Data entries
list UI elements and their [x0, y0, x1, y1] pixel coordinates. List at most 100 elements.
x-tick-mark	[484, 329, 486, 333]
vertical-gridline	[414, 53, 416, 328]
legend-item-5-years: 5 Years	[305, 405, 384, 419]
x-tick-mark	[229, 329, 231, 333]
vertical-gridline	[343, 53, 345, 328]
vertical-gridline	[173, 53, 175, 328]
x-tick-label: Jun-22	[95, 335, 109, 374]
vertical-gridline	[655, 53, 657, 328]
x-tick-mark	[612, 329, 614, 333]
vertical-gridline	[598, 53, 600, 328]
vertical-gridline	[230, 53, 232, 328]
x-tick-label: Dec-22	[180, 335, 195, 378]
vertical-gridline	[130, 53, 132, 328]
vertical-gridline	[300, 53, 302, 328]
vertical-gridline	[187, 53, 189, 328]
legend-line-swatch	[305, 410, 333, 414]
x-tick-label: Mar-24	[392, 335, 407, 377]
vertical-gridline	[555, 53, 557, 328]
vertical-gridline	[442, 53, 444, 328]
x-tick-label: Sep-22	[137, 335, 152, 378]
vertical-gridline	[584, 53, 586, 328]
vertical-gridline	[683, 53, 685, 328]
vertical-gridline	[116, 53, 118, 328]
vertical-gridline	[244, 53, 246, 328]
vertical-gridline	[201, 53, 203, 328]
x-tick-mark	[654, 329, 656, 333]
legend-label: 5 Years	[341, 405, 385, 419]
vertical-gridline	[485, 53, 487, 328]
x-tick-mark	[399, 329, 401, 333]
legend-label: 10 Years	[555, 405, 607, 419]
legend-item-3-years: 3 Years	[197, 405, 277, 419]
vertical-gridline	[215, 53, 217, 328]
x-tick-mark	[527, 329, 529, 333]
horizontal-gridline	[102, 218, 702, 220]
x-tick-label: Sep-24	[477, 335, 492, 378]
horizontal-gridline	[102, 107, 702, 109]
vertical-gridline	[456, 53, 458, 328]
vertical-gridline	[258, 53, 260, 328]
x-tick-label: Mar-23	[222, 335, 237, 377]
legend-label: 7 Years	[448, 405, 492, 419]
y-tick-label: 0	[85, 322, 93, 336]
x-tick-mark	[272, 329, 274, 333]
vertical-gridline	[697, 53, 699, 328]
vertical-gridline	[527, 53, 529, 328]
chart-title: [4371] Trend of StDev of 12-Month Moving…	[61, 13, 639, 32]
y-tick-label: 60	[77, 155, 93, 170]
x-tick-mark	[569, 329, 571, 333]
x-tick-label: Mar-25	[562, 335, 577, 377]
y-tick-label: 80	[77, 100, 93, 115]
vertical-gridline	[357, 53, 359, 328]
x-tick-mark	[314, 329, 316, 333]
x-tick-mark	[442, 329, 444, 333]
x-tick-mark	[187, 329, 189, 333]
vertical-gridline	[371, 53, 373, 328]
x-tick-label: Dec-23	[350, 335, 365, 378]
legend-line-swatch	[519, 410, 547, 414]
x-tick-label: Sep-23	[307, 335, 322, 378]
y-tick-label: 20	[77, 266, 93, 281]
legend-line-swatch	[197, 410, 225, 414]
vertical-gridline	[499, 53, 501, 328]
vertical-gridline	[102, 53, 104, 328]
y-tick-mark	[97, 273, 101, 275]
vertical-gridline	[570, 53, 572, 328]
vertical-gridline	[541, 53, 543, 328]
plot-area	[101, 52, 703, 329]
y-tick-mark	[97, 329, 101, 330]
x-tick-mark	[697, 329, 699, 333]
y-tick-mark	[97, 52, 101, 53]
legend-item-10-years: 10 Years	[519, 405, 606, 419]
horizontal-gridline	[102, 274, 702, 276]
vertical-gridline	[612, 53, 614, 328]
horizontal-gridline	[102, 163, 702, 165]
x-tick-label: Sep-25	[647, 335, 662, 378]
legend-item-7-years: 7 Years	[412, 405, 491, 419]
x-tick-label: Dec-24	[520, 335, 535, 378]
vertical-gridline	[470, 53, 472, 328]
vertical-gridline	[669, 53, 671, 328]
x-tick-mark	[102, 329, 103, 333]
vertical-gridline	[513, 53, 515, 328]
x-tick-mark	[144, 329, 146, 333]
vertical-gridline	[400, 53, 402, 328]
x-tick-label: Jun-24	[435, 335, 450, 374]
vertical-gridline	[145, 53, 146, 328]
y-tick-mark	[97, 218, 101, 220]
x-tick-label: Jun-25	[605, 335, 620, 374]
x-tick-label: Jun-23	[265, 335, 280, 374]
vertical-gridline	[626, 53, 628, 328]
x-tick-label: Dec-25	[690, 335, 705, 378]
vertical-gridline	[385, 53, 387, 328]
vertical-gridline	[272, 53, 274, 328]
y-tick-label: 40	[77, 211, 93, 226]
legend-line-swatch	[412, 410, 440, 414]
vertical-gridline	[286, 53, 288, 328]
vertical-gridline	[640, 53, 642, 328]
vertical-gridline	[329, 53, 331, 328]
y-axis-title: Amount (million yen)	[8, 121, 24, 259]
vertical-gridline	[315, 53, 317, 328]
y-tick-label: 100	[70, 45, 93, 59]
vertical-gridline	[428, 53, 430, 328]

Aim of the task> Reproduce every line of the rows above with no changes.

Solution for this task>
list UI elements and their [x0, y0, x1, y1] pixel coordinates. List at most 100 elements.
x-tick-mark	[484, 329, 486, 333]
vertical-gridline	[414, 53, 416, 328]
legend-item-5-years: 5 Years	[305, 405, 384, 419]
x-tick-mark	[229, 329, 231, 333]
vertical-gridline	[343, 53, 345, 328]
vertical-gridline	[173, 53, 175, 328]
x-tick-label: Jun-22	[95, 335, 109, 374]
vertical-gridline	[655, 53, 657, 328]
x-tick-mark	[612, 329, 614, 333]
vertical-gridline	[598, 53, 600, 328]
vertical-gridline	[230, 53, 232, 328]
x-tick-label: Dec-22	[180, 335, 195, 378]
vertical-gridline	[130, 53, 132, 328]
vertical-gridline	[300, 53, 302, 328]
vertical-gridline	[187, 53, 189, 328]
legend-line-swatch	[305, 410, 333, 414]
x-tick-label: Mar-24	[392, 335, 407, 377]
vertical-gridline	[555, 53, 557, 328]
vertical-gridline	[442, 53, 444, 328]
x-tick-label: Sep-22	[137, 335, 152, 378]
vertical-gridline	[584, 53, 586, 328]
vertical-gridline	[683, 53, 685, 328]
vertical-gridline	[116, 53, 118, 328]
vertical-gridline	[244, 53, 246, 328]
vertical-gridline	[201, 53, 203, 328]
x-tick-mark	[654, 329, 656, 333]
legend-label: 5 Years	[341, 405, 385, 419]
vertical-gridline	[485, 53, 487, 328]
x-tick-mark	[399, 329, 401, 333]
legend-label: 10 Years	[555, 405, 607, 419]
legend-item-3-years: 3 Years	[197, 405, 277, 419]
vertical-gridline	[215, 53, 217, 328]
x-tick-mark	[527, 329, 529, 333]
horizontal-gridline	[102, 218, 702, 220]
x-tick-label: Sep-24	[477, 335, 492, 378]
horizontal-gridline	[102, 107, 702, 109]
vertical-gridline	[456, 53, 458, 328]
vertical-gridline	[258, 53, 260, 328]
x-tick-label: Mar-23	[222, 335, 237, 377]
legend-label: 7 Years	[448, 405, 492, 419]
y-tick-label: 0	[85, 322, 93, 336]
x-tick-mark	[272, 329, 274, 333]
vertical-gridline	[697, 53, 699, 328]
vertical-gridline	[527, 53, 529, 328]
chart-title: [4371] Trend of StDev of 12-Month Moving…	[61, 13, 639, 32]
y-tick-label: 60	[77, 155, 93, 170]
x-tick-mark	[569, 329, 571, 333]
x-tick-label: Mar-25	[562, 335, 577, 377]
y-tick-label: 80	[77, 100, 93, 115]
vertical-gridline	[357, 53, 359, 328]
x-tick-mark	[314, 329, 316, 333]
x-tick-mark	[442, 329, 444, 333]
x-tick-mark	[187, 329, 189, 333]
vertical-gridline	[371, 53, 373, 328]
x-tick-label: Dec-23	[350, 335, 365, 378]
legend-line-swatch	[519, 410, 547, 414]
x-tick-label: Sep-23	[307, 335, 322, 378]
y-tick-label: 20	[77, 266, 93, 281]
legend-line-swatch	[197, 410, 225, 414]
vertical-gridline	[499, 53, 501, 328]
vertical-gridline	[102, 53, 104, 328]
y-tick-mark	[97, 273, 101, 275]
vertical-gridline	[570, 53, 572, 328]
vertical-gridline	[541, 53, 543, 328]
plot-area	[101, 52, 703, 329]
y-tick-mark	[97, 329, 101, 330]
x-tick-mark	[697, 329, 699, 333]
y-tick-mark	[97, 52, 101, 53]
legend-item-10-years: 10 Years	[519, 405, 606, 419]
horizontal-gridline	[102, 274, 702, 276]
vertical-gridline	[612, 53, 614, 328]
horizontal-gridline	[102, 163, 702, 165]
x-tick-label: Sep-25	[647, 335, 662, 378]
legend-item-7-years: 7 Years	[412, 405, 491, 419]
x-tick-label: Dec-24	[520, 335, 535, 378]
vertical-gridline	[470, 53, 472, 328]
vertical-gridline	[669, 53, 671, 328]
x-tick-mark	[102, 329, 103, 333]
vertical-gridline	[513, 53, 515, 328]
x-tick-mark	[144, 329, 146, 333]
vertical-gridline	[400, 53, 402, 328]
x-tick-label: Jun-24	[435, 335, 450, 374]
vertical-gridline	[145, 53, 146, 328]
y-tick-mark	[97, 218, 101, 220]
x-tick-label: Jun-25	[605, 335, 620, 374]
x-tick-label: Jun-23	[265, 335, 280, 374]
vertical-gridline	[626, 53, 628, 328]
x-tick-label: Dec-25	[690, 335, 705, 378]
vertical-gridline	[385, 53, 387, 328]
vertical-gridline	[272, 53, 274, 328]
y-tick-label: 40	[77, 211, 93, 226]
legend-line-swatch	[412, 410, 440, 414]
vertical-gridline	[286, 53, 288, 328]
vertical-gridline	[640, 53, 642, 328]
vertical-gridline	[329, 53, 331, 328]
y-axis-title: Amount (million yen)	[8, 121, 24, 259]
vertical-gridline	[315, 53, 317, 328]
y-tick-label: 100	[70, 45, 93, 59]
vertical-gridline	[428, 53, 430, 328]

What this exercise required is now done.